Given task:
Copy all of the material below exactly.

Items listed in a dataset
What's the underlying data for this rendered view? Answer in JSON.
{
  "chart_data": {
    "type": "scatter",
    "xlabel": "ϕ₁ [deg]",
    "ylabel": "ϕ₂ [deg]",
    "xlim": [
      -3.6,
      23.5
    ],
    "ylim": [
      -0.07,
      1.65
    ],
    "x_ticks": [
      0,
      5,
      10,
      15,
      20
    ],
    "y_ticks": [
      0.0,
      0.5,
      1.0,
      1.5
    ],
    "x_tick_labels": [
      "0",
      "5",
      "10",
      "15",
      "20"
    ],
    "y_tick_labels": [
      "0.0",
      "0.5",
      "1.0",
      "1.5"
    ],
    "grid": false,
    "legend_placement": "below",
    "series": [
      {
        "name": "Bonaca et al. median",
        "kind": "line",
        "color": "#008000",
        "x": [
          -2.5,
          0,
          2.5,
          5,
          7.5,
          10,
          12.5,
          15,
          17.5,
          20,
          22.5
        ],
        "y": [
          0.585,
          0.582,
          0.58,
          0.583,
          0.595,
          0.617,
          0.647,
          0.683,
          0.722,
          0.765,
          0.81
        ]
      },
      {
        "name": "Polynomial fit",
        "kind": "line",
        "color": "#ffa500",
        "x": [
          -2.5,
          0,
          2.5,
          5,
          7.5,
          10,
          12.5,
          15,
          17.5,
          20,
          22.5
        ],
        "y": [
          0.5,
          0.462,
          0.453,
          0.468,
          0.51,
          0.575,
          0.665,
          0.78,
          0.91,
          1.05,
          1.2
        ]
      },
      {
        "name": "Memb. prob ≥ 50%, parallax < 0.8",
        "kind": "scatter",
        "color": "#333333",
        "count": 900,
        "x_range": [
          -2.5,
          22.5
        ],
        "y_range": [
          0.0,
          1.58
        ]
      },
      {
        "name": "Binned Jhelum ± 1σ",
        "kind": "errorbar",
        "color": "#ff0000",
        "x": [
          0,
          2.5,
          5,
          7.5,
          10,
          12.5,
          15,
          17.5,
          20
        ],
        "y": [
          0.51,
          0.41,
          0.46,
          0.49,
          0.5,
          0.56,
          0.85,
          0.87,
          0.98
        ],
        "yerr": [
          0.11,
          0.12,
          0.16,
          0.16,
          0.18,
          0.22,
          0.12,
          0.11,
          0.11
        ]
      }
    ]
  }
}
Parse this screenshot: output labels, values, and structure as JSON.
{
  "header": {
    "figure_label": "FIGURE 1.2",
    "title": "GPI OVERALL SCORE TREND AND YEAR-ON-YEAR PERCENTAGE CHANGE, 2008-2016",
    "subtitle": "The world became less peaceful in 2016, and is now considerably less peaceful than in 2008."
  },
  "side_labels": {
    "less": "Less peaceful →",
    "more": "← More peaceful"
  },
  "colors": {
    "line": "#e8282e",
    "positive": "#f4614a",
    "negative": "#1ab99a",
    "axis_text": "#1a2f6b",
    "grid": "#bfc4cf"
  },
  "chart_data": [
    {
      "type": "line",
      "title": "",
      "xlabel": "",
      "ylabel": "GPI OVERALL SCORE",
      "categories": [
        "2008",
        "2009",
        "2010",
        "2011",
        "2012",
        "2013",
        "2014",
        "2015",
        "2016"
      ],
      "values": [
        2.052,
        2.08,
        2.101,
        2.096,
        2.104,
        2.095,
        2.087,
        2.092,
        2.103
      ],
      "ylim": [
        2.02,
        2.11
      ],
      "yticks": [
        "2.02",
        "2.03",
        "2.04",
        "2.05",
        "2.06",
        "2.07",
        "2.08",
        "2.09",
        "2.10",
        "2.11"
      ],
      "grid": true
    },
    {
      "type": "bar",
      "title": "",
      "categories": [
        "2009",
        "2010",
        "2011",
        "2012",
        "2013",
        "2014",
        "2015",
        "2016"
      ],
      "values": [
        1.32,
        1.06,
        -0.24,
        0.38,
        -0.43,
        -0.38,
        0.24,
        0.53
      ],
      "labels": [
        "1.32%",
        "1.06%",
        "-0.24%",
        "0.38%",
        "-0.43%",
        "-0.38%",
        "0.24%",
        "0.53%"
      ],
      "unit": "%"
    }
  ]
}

Correct answer:
What's the underlying data for this rendered view? Answer in JSON.
{
  "chart_data": {
    "type": "scatter",
    "xlabel": "ϕ₁ [deg]",
    "ylabel": "ϕ₂ [deg]",
    "xlim": [
      -3.6,
      23.5
    ],
    "ylim": [
      -0.07,
      1.65
    ],
    "x_ticks": [
      0,
      5,
      10,
      15,
      20
    ],
    "y_ticks": [
      0.0,
      0.5,
      1.0,
      1.5
    ],
    "x_tick_labels": [
      "0",
      "5",
      "10",
      "15",
      "20"
    ],
    "y_tick_labels": [
      "0.0",
      "0.5",
      "1.0",
      "1.5"
    ],
    "grid": false,
    "legend_placement": "below",
    "series": [
      {
        "name": "Bonaca et al. median",
        "kind": "line",
        "color": "#008000",
        "x": [
          -2.5,
          0,
          2.5,
          5,
          7.5,
          10,
          12.5,
          15,
          17.5,
          20,
          22.5
        ],
        "y": [
          0.585,
          0.582,
          0.58,
          0.583,
          0.595,
          0.617,
          0.647,
          0.683,
          0.722,
          0.765,
          0.81
        ]
      },
      {
        "name": "Polynomial fit",
        "kind": "line",
        "color": "#ffa500",
        "x": [
          -2.5,
          0,
          2.5,
          5,
          7.5,
          10,
          12.5,
          15,
          17.5,
          20,
          22.5
        ],
        "y": [
          0.5,
          0.462,
          0.453,
          0.468,
          0.51,
          0.575,
          0.665,
          0.78,
          0.91,
          1.05,
          1.2
        ]
      },
      {
        "name": "Memb. prob ≥ 50%, parallax < 0.8",
        "kind": "scatter",
        "color": "#333333",
        "count": 900,
        "x_range": [
          -2.5,
          22.5
        ],
        "y_range": [
          0.0,
          1.58
        ]
      },
      {
        "name": "Binned Jhelum ± 1σ",
        "kind": "errorbar",
        "color": "#ff0000",
        "x": [
          0,
          2.5,
          5,
          7.5,
          10,
          12.5,
          15,
          17.5,
          20
        ],
        "y": [
          0.51,
          0.41,
          0.46,
          0.49,
          0.5,
          0.56,
          0.85,
          0.87,
          0.98
        ],
        "yerr": [
          0.11,
          0.12,
          0.16,
          0.16,
          0.18,
          0.22,
          0.12,
          0.11,
          0.11
        ]
      }
    ]
  }
}
Parse this screenshot: output labels, values, and structure as JSON.
{
  "header": {
    "figure_label": "FIGURE 1.2",
    "title": "GPI OVERALL SCORE TREND AND YEAR-ON-YEAR PERCENTAGE CHANGE, 2008-2016",
    "subtitle": "The world became less peaceful in 2016, and is now considerably less peaceful than in 2008."
  },
  "side_labels": {
    "less": "Less peaceful →",
    "more": "← More peaceful"
  },
  "colors": {
    "line": "#e8282e",
    "positive": "#f4614a",
    "negative": "#1ab99a",
    "axis_text": "#1a2f6b",
    "grid": "#bfc4cf"
  },
  "chart_data": [
    {
      "type": "line",
      "title": "",
      "xlabel": "",
      "ylabel": "GPI OVERALL SCORE",
      "categories": [
        "2008",
        "2009",
        "2010",
        "2011",
        "2012",
        "2013",
        "2014",
        "2015",
        "2016"
      ],
      "values": [
        2.052,
        2.08,
        2.101,
        2.096,
        2.104,
        2.095,
        2.087,
        2.092,
        2.103
      ],
      "ylim": [
        2.02,
        2.11
      ],
      "yticks": [
        "2.02",
        "2.03",
        "2.04",
        "2.05",
        "2.06",
        "2.07",
        "2.08",
        "2.09",
        "2.10",
        "2.11"
      ],
      "grid": true
    },
    {
      "type": "bar",
      "title": "",
      "categories": [
        "2009",
        "2010",
        "2011",
        "2012",
        "2013",
        "2014",
        "2015",
        "2016"
      ],
      "values": [
        1.32,
        1.06,
        -0.24,
        0.38,
        -0.43,
        -0.38,
        0.24,
        0.53
      ],
      "labels": [
        "1.32%",
        "1.06%",
        "-0.24%",
        "0.38%",
        "-0.43%",
        "-0.38%",
        "0.24%",
        "0.53%"
      ],
      "unit": "%"
    }
  ]
}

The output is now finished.